To be done:
Pull out every line below that holds the word "avait".

Raw records:
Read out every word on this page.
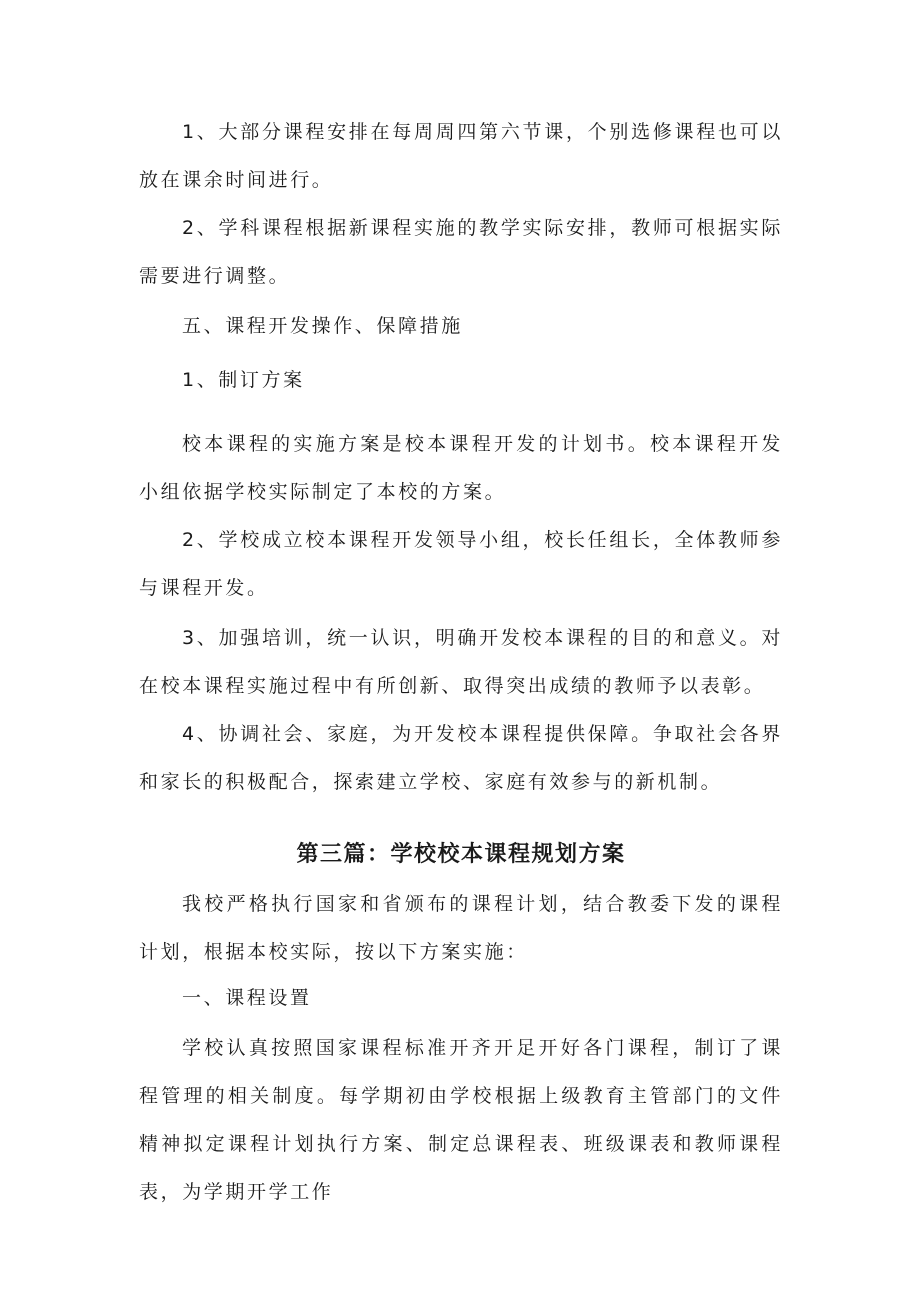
1、大部分课程安排在每周周四第六节课，个别选修课程也可以放在课余时间进行。

2、学科课程根据新课程实施的教学实际安排，教师可根据实际需要进行调整。

五、课程开发操作、保障措施

1、制订方案

校本课程的实施方案是校本课程开发的计划书。校本课程开发小组依据学校实际制定了本校的方案。

2、学校成立校本课程开发领导小组，校长任组长，全体教师参与课程开发。

3、加强培训，统一认识，明确开发校本课程的目的和意义。对在校本课程实施过程中有所创新、取得突出成绩的教师予以表彰。

4、协调社会、家庭，为开发校本课程提供保障。争取社会各界和家长的积极配合，探索建立学校、家庭有效参与的新机制。

第三篇：学校校本课程规划方案

我校严格执行国家和省颁布的课程计划，结合教委下发的课程计划，根据本校实际，按以下方案实施：

一、课程设置

学校认真按照国家课程标准开齐开足开好各门课程，制订了课程管理的相关制度。每学期初由学校根据上级教育主管部门的文件精神拟定课程计划执行方案、制定总课程表、班级课表和教师课程表，为学期开学工作
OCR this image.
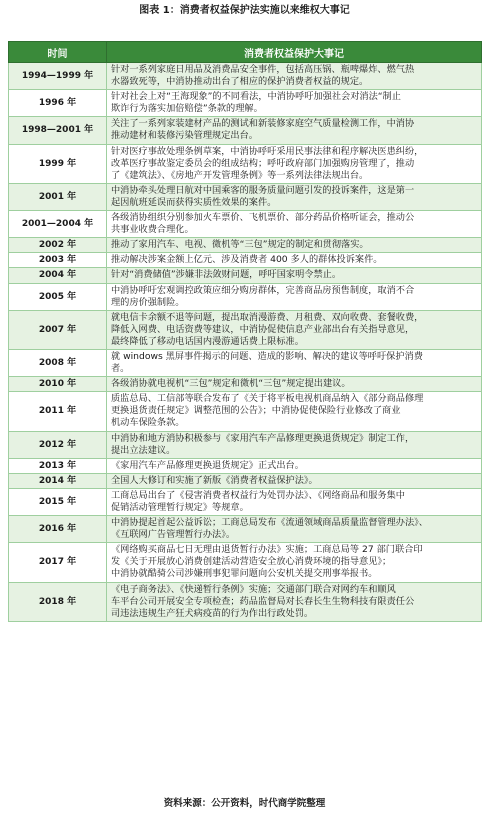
图表 1：消费者权益保护法实施以来维权大事记
时间	消费者权益保护大事记
1994—1999 年	针对一系列家庭日用品及消费品安全事件，包括高压锅、瓶啤爆炸、燃气热
水器致死等，中消协推动出台了相应的保护消费者权益的规定。

1996 年	针对社会上对“王海现象”的不同看法，中消协呼吁加强社会对消法“制止
欺诈行为落实加倍赔偿”条款的理解。

1998—2001 年	关注了一系列家装建材产品的测试和新装修家庭空气质量检测工作，中消协
推动建材和装修污染管理规定出台。

1999 年	针对医疗事故处理条例草案，中消协呼吁采用民事法律和程序解决医患纠纷，
改革医疗事故鉴定委员会的组成结构；呼吁政府部门加强购房管理了，推动
了《建筑法》、《房地产开发管理条例》等一系列法律法规出台。

2001 年	中消协牵头处理日航对中国乘客的服务质量问题引发的投诉案件，这是第一
起因航班延误而获得实质性效果的案件。

2001—2004 年	各级消协组织分别参加火车票价、飞机票价、部分药品价格听证会，推动公
共事业收费合理化。

2002 年	推动了家用汽车、电视、微机等“三包”规定的制定和贯彻落实。

2003 年	推动解决涉案金额上亿元、涉及消费者 400 多人的群体投诉案件。

2004 年	针对“消费储值”涉嫌非法敛财问题，呼吁国家明令禁止。

2005 年	中消协呼吁宏观调控政策应细分购房群体，完善商品房预售制度，取消不合
理的房价强制险。

2007 年	就电信卡余额不退等问题，提出取消漫游费、月租费、双向收费、套餐收费，
降低入网费、电话资费等建议，中消协促使信息产业部出台有关指导意见，
最终降低了移动电话国内漫游通话费上限标准。

2008 年	就 windows 黑屏事件揭示的问题、造成的影响、解决的建议等呼吁保护消费
者。

2010 年	各级消协就电视机“三包”规定和微机“三包”规定提出建议。

2011 年	质监总局、工信部等联合发布了《关于将平板电视机商品纳入《部分商品修理
更换退货责任规定》调整范围的公告》；中消协促使保险行业修改了商业
机动车保险条款。

2012 年	中消协和地方消协积极参与《家用汽车产品修理更换退货规定》制定工作，
提出立法建议。

2013 年	《家用汽车产品修理更换退货规定》正式出台。

2014 年	全国人大修订和实施了新版《消费者权益保护法》。

2015 年	工商总局出台了《侵害消费者权益行为处罚办法》、《网络商品和服务集中
促销活动管理暂行规定》等规章。

2016 年	中消协提起首起公益诉讼；工商总局发布《流通领域商品质量监督管理办法》、
《互联网广告管理暂行办法》。

2017 年	《网络购买商品七日无理由退货暂行办法》实施；工商总局等 27 部门联合印
发《关于开展放心消费创建活动营造安全放心消费环境的指导意见》；
中消协就酷骑公司涉嫌刑事犯罪问题向公安机关提交刑事举报书。

2018 年	《电子商务法》、《快递暂行条例》实施；交通部门联合对网约车和顺风
车平台公司开展安全专项检查；药品监督局对长春长生生物科技有限责任公
司违法违规生产狂犬病疫苗的行为作出行政处罚。
资料来源：公开资料，时代商学院整理
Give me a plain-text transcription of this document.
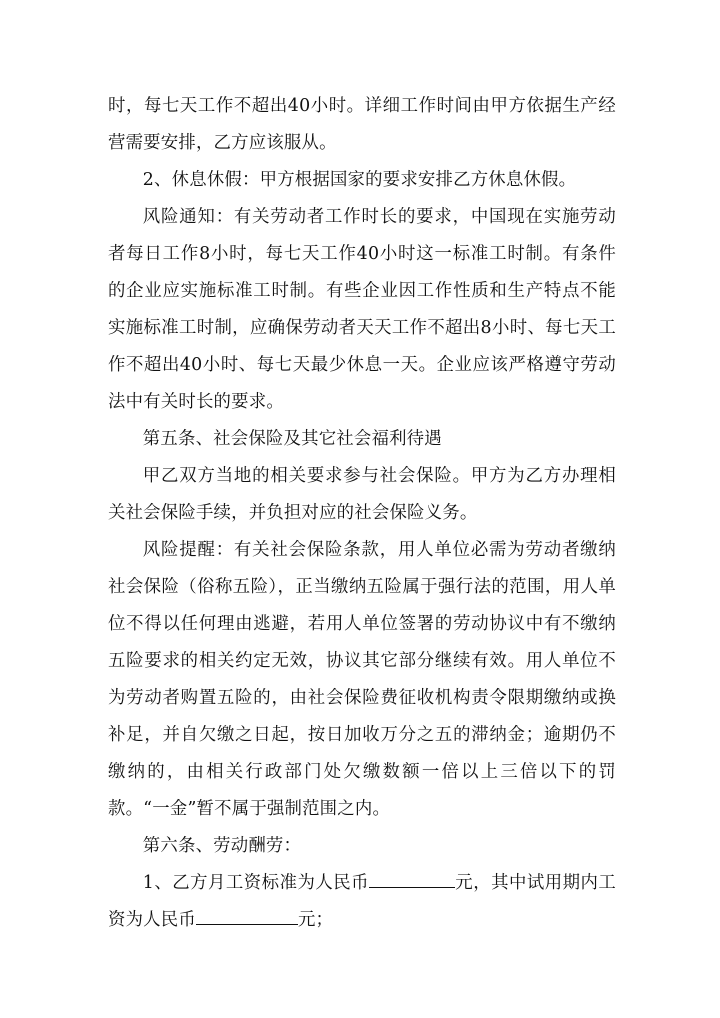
时，每七天工作不超出40小时。详细工作时间由甲方依据生产经营需要安排，乙方应该服从。

2、休息休假：甲方根据国家的要求安排乙方休息休假。

风险通知：有关劳动者工作时长的要求，中国现在实施劳动者每日工作8小时，每七天工作40小时这一标准工时制。有条件的企业应实施标准工时制。有些企业因工作性质和生产特点不能实施标准工时制，应确保劳动者天天工作不超出8小时、每七天工作不超出40小时、每七天最少休息一天。企业应该严格遵守劳动法中有关时长的要求。

第五条、社会保险及其它社会福利待遇

甲乙双方当地的相关要求参与社会保险。甲方为乙方办理相关社会保险手续，并负担对应的社会保险义务。

风险提醒：有关社会保险条款，用人单位必需为劳动者缴纳社会保险（俗称五险），正当缴纳五险属于强行法的范围，用人单位不得以任何理由逃避，若用人单位签署的劳动协议中有不缴纳五险要求的相关约定无效，协议其它部分继续有效。用人单位不为劳动者购置五险的，由社会保险费征收机构责令限期缴纳或换补足，并自欠缴之日起，按日加收万分之五的滞纳金；逾期仍不缴纳的，由相关行政部门处欠缴数额一倍以上三倍以下的罚款。“一金”暂不属于强制范围之内。

第六条、劳动酬劳：

1、乙方月工资标准为人民币	元，其中试用期内工资为人民币	元；
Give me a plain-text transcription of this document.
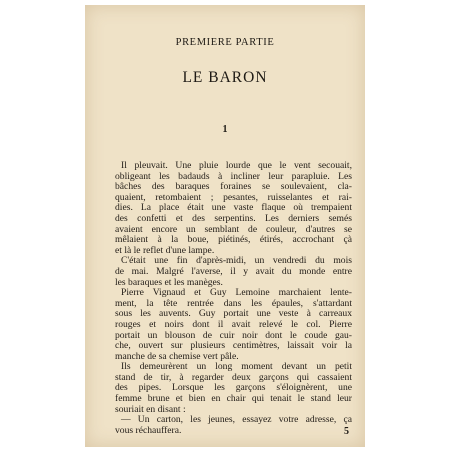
PREMIERE PARTIE
LE BARON
1
Il pleuvait. Une pluie lourde que le vent secouait,
obligeant les badauds à incliner leur parapluie. Les
bâches des baraques foraines se soulevaient, cla-
quaient, retombaient ; pesantes, ruisselantes et rai-
dies. La place était une vaste flaque où trempaient
des confetti et des serpentins. Les derniers semés
avaient encore un semblant de couleur, d'autres se
mêlaient à la boue, piétinés, étirés, accrochant çà
et là le reflet d'une lampe.
C'était une fin d'après-midi, un vendredi du mois
de mai. Malgré l'averse, il y avait du monde entre
les baraques et les manèges.
Pierre Vignaud et Guy Lemoine marchaient lente-
ment, la tête rentrée dans les épaules, s'attardant
sous les auvents. Guy portait une veste à carreaux
rouges et noirs dont il avait relevé le col. Pierre
portait un blouson de cuir noir dont le coude gau-
che, ouvert sur plusieurs centimètres, laissait voir la
manche de sa chemise vert pâle.
Ils demeurèrent un long moment devant un petit
stand de tir, à regarder deux garçons qui cassaient
des pipes. Lorsque les garçons s'éloignèrent, une
femme brune et bien en chair qui tenait le stand leur
souriait en disant :
— Un carton, les jeunes, essayez votre adresse, ça
vous réchauffera.	5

Finished exercise:
de mai. Malgré l'averse, il y avait du monde entre
rouges et noirs dont il avait relevé le col. Pierre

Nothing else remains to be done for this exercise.